*ZU ERLEDIGENDE AUFGABEN*:
1) Beantworte anhand des zitierten Textes zur Kreditwürdigkeitsprüfung:
(a) In welchen Vorschriften hat der Gesetzgeber neu geregelt, wann keine erneute Kreditwürdigkeitsprüfung nötig ist?
(b) Was ist laut Gesetzesbegründung das Ziel der WKR?
(c) Weshalb fallen unechte Abschnittsfinanzierungen nicht unter den Befreiungstatbestand?
2) Ändere in der Liste den Abschnitt, der am Anfang der Liste beginnt und mit der Zeile endet, die "y-tick-label: 10%: [43, 474, 81, 494]" enthält: Ersetze darin "phase-annotation-line" durch "phase-label" und lass alles andere unverändert. Gib nur diese Zeilen aus.

*ZITIERTER TEXT*:
<<<<

Dieses Problem möchte der Gesetzgeber durch die verabschiedeten Neuregelungen lösen, da das bisherige Ergebnis nach dem Verständnis des Gesetzgebers nicht im Einklang mit dem von der WKR intendierten Zweck der Kreditwürdigkeitsprüfung steht (Prüfung nur vor Erstkreditvergabe oder vor Krediterhöhung). Ziel der WKR sei es zudem, so die Gesetzesbegründung, dass ein Verbraucher die finanzierte Immobilie behalten kann und nicht, dass er – nach bereits getroffener Kreditentscheidung und durchgeführter Kreditwürdigkeitsprüfung – bei notwendigen Anschlussverträgen aufgrund hoher Hürden für die Fortführung der Finanzierung in die Gefahr des Verlusts der Immobilie gerät.
II. Gesetzliche Befreiung von der Verpflichtung zur Kreditwürdigkeitsprüfung
Ausgehend davon hat der Gesetzgeber in den §§ 505a Abs. 3 BGB bzw. § 18a Abs. 2 KWG neu geregelt, dass es keiner (erneuten) Kreditwürdigkeitsprüfung bei IVD in Fällen der echten Abschnittsfinanzierung oder bei Umschuldungen bedarf, solange sich nicht der Nettodarlehensbetrag des „Erstvertrages“ deutlich erhöht (§ 505a Abs. 2 BGB).
Unter einer echten Abschnittsfinanzierung versteht der Gesetzgeber dabei einen IVD, der im Anschluss an einen zwischen den Vertragsparteien abgeschlossenen Darlehensvertrag ein neues Kapitalnutzungsrecht zur Erreichung des von dem Darlehensnehmer mit dem vorangegangenen Darlehensvertrag verfolgten Zwecks einräumt.
Die Befreiung greift bei echten Abschnittsfinanzierungen jedoch nur, wenn der ausdrücklich geforderte Zweckzusammenhangzwischen dem „Erstvertrag“ und dem „Anschlussvertrag“ besteht. Sog. unechte Abschnittsfinanzierungen fallen hingegen nicht unter den Befreiungstatbestand, da bei diesen schon nach bisherigem Recht keine gesonderte Kreditwürdigkeitsprüfung erforderlich ist.

>>>>

[Gespeicherte Daten]

<<<<

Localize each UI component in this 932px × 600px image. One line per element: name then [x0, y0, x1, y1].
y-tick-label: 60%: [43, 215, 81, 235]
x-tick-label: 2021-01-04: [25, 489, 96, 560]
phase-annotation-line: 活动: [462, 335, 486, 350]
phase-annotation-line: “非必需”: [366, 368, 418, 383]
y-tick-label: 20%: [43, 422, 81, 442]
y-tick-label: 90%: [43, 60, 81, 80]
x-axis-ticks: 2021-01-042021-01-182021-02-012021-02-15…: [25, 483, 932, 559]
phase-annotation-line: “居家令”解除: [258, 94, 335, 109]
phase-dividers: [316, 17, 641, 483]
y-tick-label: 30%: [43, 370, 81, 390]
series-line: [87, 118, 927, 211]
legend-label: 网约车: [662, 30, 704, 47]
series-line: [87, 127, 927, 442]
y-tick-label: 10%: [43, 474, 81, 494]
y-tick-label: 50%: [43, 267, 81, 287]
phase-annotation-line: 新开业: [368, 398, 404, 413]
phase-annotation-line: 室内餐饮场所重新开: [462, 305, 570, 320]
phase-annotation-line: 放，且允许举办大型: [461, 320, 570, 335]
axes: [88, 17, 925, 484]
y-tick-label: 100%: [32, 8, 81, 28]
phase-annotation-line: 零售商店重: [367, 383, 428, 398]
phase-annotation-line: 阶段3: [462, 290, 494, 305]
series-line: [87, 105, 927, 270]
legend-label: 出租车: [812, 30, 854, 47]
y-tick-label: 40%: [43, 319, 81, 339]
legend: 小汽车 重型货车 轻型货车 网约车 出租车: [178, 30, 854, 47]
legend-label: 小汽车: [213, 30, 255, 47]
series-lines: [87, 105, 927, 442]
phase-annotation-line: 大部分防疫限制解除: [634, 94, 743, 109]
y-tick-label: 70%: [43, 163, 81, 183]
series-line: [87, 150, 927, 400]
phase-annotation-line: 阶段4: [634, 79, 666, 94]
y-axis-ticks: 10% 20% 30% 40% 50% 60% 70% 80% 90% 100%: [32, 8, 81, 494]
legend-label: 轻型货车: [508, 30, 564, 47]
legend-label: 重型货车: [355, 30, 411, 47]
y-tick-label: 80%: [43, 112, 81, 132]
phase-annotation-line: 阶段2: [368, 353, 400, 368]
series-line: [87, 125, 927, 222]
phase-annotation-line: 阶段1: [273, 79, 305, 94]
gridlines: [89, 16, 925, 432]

>>>>

*LÖSUNGEN DER AUFGABEN*:
1)
(a) In § 505a Abs. 3 BGB bzw. § 18a Abs. 2 KWG.
(b) Dass ein Verbraucher die finanzierte Immobilie behalten kann.
(c) Weil bei ihnen schon nach bisherigem Recht keine gesonderte Kreditwürdigkeitsprüfung erforderlich ist.

2)
Localize each UI component in this 932px × 600px image. One line per element: name then [x0, y0, x1, y1].
y-tick-label: 60%: [43, 215, 81, 235]
x-tick-label: 2021-01-04: [25, 489, 96, 560]
phase-label: 活动: [462, 335, 486, 350]
phase-label: “非必需”: [366, 368, 418, 383]
y-tick-label: 20%: [43, 422, 81, 442]
y-tick-label: 90%: [43, 60, 81, 80]
x-axis-ticks: 2021-01-042021-01-182021-02-012021-02-15…: [25, 483, 932, 559]
phase-label: “居家令”解除: [258, 94, 335, 109]
phase-dividers: [316, 17, 641, 483]
y-tick-label: 30%: [43, 370, 81, 390]
series-line: [87, 118, 927, 211]
legend-label: 网约车: [662, 30, 704, 47]
series-line: [87, 127, 927, 442]
y-tick-label: 10%: [43, 474, 81, 494]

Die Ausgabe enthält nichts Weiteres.